*What is asked*. Write down every entry below once more, exactly.
=== Records for the task ===
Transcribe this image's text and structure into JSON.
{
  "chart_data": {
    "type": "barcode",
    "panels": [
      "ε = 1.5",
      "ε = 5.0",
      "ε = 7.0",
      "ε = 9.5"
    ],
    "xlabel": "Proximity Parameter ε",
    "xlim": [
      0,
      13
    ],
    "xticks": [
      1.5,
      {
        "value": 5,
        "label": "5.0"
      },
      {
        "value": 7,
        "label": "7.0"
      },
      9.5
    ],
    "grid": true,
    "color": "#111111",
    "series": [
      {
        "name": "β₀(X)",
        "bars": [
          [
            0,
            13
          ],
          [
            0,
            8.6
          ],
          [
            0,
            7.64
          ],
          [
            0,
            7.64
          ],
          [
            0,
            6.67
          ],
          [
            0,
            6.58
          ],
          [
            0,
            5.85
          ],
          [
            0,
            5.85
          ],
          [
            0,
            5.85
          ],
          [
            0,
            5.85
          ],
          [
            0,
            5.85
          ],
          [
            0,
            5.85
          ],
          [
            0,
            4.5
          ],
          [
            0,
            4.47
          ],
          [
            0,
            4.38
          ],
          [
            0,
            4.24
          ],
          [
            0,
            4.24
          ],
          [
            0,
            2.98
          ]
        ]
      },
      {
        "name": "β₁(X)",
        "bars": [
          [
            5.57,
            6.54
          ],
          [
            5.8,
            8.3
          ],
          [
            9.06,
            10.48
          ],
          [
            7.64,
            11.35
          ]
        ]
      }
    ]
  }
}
===
*Finished task*.
Transcribe this image's text and structure into JSON.
{
  "chart_data": {
    "type": "barcode",
    "panels": [
      "ε = 1.5",
      "ε = 5.0",
      "ε = 7.0",
      "ε = 9.5"
    ],
    "xlabel": "Proximity Parameter ε",
    "xlim": [
      0,
      13
    ],
    "xticks": [
      1.5,
      {
        "value": 5,
        "label": "5.0"
      },
      {
        "value": 7,
        "label": "7.0"
      },
      9.5
    ],
    "grid": true,
    "color": "#111111",
    "series": [
      {
        "name": "β₀(X)",
        "bars": [
          [
            0,
            13
          ],
          [
            0,
            8.6
          ],
          [
            0,
            7.64
          ],
          [
            0,
            7.64
          ],
          [
            0,
            6.67
          ],
          [
            0,
            6.58
          ],
          [
            0,
            5.85
          ],
          [
            0,
            5.85
          ],
          [
            0,
            5.85
          ],
          [
            0,
            5.85
          ],
          [
            0,
            5.85
          ],
          [
            0,
            5.85
          ],
          [
            0,
            4.5
          ],
          [
            0,
            4.47
          ],
          [
            0,
            4.38
          ],
          [
            0,
            4.24
          ],
          [
            0,
            4.24
          ],
          [
            0,
            2.98
          ]
        ]
      },
      {
        "name": "β₁(X)",
        "bars": [
          [
            5.57,
            6.54
          ],
          [
            5.8,
            8.3
          ],
          [
            9.06,
            10.48
          ],
          [
            7.64,
            11.35
          ]
        ]
      }
    ]
  }
}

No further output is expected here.